Text provided:
# Connecting Macs (OS 9) via VPN



## Rapunzel (Feb 3, 2003)

I've got to connect 2 Macs (OS 9) in our affiliates with the main server in our main office over the internet with VPN. (Draytek Vigor 2200E routers via cable connection)

The connections itself work (I see the main office router). But I can't ping the server on the main office's network neither I can build up an Apple talk connection to the database (4D) or disk.

Has anybody built up a VPN with MacOS 9 and could help me? Thanks for any help...


----------



## Cheryl (Feb 3, 2003)

Have you checked the Draytek web site for help?


----------



## Rapunzel (Feb 4, 2003)

Thanks for your answer.

Yes I checked the website and called the support (nice and helpful guys there).

As much as I can say the problem is that my internal network adresses in the main office and the affiliates where in the same range. I'll try the following ranges next time:

Main Office: 192.168.100.0
Affiliate 1: 192.168.200.0
Affiliate 2: 192.168.300.0

Hope that will solve the problem...


----------



## Rapunzel (Feb 11, 2003)

Does AppleTalk over IPSec work at all? I can ping the Macs but can't see the Servers in the chooser neither can I login to the Fileserver...


----------



## Cheryl (Feb 11, 2003)

Are you set as a user in the Users and Groups? Do you have file sharing turned on?


----------



## Rapunzel (Feb 12, 2003)

> _Originally posted by Cheryl _
> *Are you set as a user in the Users and Groups? Do you have file sharing turned on? *



Yes, the mac in the affiliate is defined as a user and also set in a group. Filesharing is activated. Also activated is "connect via TCP/IP"


----------



## Cheryl (Feb 12, 2003)

hmmmmm  I'm thinking......


----------



## Rapunzel (Feb 14, 2003)

In the meantime I was able to make the 4D client work. So the branch can access the server at the main office.

Dataset entries:
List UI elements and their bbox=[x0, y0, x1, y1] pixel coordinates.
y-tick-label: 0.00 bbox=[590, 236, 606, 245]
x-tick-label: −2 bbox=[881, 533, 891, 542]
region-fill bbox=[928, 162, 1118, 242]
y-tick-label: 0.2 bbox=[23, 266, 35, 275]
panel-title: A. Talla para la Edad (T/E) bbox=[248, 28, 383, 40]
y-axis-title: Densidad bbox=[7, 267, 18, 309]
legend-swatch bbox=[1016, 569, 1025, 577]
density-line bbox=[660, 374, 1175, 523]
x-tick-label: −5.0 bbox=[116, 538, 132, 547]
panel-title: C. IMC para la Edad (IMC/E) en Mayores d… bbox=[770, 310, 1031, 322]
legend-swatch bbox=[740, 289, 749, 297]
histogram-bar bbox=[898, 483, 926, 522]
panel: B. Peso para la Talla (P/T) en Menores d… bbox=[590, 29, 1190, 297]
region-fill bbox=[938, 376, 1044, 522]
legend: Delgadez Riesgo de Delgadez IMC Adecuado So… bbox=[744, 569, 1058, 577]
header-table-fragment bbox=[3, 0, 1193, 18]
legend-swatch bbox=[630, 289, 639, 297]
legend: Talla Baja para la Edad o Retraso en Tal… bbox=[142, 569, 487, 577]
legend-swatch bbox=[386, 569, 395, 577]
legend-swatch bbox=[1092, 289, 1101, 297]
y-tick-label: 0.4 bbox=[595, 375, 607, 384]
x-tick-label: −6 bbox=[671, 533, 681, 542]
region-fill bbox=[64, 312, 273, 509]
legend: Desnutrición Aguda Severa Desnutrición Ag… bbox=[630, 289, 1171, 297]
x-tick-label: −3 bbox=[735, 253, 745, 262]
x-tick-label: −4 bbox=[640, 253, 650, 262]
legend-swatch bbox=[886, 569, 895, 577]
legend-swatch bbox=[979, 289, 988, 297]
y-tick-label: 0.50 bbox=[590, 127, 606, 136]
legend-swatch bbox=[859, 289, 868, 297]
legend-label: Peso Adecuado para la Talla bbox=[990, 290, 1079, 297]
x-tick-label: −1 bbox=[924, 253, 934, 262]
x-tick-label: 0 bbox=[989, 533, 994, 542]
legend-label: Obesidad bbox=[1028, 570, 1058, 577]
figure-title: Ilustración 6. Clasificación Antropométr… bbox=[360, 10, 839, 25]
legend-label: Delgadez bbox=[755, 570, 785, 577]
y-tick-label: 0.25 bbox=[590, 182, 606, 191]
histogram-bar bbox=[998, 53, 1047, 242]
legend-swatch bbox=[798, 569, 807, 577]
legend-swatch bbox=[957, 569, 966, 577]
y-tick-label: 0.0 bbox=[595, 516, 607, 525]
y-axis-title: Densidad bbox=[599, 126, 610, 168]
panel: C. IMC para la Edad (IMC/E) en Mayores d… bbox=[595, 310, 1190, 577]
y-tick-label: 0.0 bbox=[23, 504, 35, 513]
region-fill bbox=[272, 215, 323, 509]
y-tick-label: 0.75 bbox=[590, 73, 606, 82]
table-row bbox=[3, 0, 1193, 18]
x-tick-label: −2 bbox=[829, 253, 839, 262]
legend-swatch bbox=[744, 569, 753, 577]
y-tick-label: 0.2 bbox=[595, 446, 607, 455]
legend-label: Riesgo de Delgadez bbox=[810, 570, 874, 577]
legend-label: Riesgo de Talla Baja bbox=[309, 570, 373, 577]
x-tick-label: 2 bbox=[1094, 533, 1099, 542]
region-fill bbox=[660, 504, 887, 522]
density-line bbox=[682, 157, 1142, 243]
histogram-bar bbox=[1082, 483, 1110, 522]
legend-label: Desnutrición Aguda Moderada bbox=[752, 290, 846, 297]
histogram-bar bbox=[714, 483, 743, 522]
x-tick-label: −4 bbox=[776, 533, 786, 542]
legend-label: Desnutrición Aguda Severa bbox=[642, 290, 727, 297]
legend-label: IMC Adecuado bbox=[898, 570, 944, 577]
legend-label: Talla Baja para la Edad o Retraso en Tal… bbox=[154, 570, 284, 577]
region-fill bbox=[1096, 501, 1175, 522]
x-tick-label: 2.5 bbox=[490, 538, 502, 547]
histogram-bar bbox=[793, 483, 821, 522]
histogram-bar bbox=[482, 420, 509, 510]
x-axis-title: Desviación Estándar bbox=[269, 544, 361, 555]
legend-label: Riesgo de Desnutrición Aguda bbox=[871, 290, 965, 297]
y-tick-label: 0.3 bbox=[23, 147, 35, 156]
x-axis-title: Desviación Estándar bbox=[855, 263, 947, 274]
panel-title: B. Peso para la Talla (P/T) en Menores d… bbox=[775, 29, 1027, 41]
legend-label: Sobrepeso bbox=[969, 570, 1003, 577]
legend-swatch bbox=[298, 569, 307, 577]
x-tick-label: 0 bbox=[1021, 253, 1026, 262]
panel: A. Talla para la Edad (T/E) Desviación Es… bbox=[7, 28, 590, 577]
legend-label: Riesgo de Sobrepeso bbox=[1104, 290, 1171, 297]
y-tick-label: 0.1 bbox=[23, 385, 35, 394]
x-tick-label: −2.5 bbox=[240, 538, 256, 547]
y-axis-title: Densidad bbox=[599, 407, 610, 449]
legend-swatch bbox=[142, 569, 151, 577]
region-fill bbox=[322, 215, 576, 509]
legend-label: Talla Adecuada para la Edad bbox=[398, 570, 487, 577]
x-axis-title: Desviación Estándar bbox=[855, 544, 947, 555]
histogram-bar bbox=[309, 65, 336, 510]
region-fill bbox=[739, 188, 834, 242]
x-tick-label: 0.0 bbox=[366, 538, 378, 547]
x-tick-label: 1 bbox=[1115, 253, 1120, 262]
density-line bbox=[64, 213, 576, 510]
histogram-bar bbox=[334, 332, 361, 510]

Goals:
1. Answer these from the thread:
(a) Which routers connect the offices?
(b) Which address range did Rapunzel plan to try for the main office?
(c) What did Rapunzel manage to get working by February 14?
2. Can you update the thread from "I've got to" up to and including "for any help...", replacing "cable connection" with "DSL connection"?
Rely on the thread alone, not on the rows.

Results for the exercise:
1.
(a) Draytek Vigor 2200E routers, via cable connection.
(b) 192.168.100.0
(c) The 4D client, so the branch can access the server at the main office.

2.
I've got to connect 2 Macs (OS 9) in our affiliates with the main server in our main office over the internet with VPN. (Draytek Vigor 2200E routers via DSL connection)

The connections itself work (I see the main office router). But I can't ping the server on the main office's network neither I can build up an Apple talk connection to the database (4D) or disk.

Has anybody built up a VPN with MacOS 9 and could help me? Thanks for any help...